╭──

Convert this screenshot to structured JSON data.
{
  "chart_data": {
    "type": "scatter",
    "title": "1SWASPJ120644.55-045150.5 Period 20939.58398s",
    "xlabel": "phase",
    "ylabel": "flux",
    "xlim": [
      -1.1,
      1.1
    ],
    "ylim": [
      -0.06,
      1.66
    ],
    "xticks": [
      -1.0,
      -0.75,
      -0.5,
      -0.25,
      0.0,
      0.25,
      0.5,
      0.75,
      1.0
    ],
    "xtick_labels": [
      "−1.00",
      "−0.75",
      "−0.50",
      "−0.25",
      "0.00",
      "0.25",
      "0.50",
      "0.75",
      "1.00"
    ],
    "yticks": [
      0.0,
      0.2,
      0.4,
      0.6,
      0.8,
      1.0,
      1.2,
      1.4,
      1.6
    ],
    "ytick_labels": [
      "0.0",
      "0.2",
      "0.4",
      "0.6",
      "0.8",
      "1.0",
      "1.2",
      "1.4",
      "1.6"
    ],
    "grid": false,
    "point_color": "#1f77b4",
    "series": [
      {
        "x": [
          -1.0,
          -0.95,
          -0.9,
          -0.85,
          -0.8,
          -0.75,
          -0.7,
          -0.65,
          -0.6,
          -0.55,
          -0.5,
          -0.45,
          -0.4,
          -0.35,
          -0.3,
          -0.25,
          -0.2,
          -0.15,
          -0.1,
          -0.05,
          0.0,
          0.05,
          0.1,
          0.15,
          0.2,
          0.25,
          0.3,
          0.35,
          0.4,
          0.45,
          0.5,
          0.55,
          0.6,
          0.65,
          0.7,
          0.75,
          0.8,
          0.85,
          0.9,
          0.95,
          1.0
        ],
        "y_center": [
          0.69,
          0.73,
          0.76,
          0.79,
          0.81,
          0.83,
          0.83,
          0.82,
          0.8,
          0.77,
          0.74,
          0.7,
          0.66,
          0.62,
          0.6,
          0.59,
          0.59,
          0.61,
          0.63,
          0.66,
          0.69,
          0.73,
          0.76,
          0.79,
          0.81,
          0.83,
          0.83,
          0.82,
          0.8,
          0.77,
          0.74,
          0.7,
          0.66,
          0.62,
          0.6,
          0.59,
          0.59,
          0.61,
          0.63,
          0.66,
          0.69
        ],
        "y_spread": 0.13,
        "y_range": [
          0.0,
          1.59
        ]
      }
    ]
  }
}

╰──

Reproduce all of the records exactly.

» Solved exercise
Convert this screenshot to structured JSON data.
{
  "chart_data": {
    "type": "scatter",
    "title": "1SWASPJ120644.55-045150.5 Period 20939.58398s",
    "xlabel": "phase",
    "ylabel": "flux",
    "xlim": [
      -1.1,
      1.1
    ],
    "ylim": [
      -0.06,
      1.66
    ],
    "xticks": [
      -1.0,
      -0.75,
      -0.5,
      -0.25,
      0.0,
      0.25,
      0.5,
      0.75,
      1.0
    ],
    "xtick_labels": [
      "−1.00",
      "−0.75",
      "−0.50",
      "−0.25",
      "0.00",
      "0.25",
      "0.50",
      "0.75",
      "1.00"
    ],
    "yticks": [
      0.0,
      0.2,
      0.4,
      0.6,
      0.8,
      1.0,
      1.2,
      1.4,
      1.6
    ],
    "ytick_labels": [
      "0.0",
      "0.2",
      "0.4",
      "0.6",
      "0.8",
      "1.0",
      "1.2",
      "1.4",
      "1.6"
    ],
    "grid": false,
    "point_color": "#1f77b4",
    "series": [
      {
        "x": [
          -1.0,
          -0.95,
          -0.9,
          -0.85,
          -0.8,
          -0.75,
          -0.7,
          -0.65,
          -0.6,
          -0.55,
          -0.5,
          -0.45,
          -0.4,
          -0.35,
          -0.3,
          -0.25,
          -0.2,
          -0.15,
          -0.1,
          -0.05,
          0.0,
          0.05,
          0.1,
          0.15,
          0.2,
          0.25,
          0.3,
          0.35,
          0.4,
          0.45,
          0.5,
          0.55,
          0.6,
          0.65,
          0.7,
          0.75,
          0.8,
          0.85,
          0.9,
          0.95,
          1.0
        ],
        "y_center": [
          0.69,
          0.73,
          0.76,
          0.79,
          0.81,
          0.83,
          0.83,
          0.82,
          0.8,
          0.77,
          0.74,
          0.7,
          0.66,
          0.62,
          0.6,
          0.59,
          0.59,
          0.61,
          0.63,
          0.66,
          0.69,
          0.73,
          0.76,
          0.79,
          0.81,
          0.83,
          0.83,
          0.82,
          0.8,
          0.77,
          0.74,
          0.7,
          0.66,
          0.62,
          0.6,
          0.59,
          0.59,
          0.61,
          0.63,
          0.66,
          0.69
        ],
        "y_spread": 0.13,
        "y_range": [
          0.0,
          1.59
        ]
      }
    ]
  }
}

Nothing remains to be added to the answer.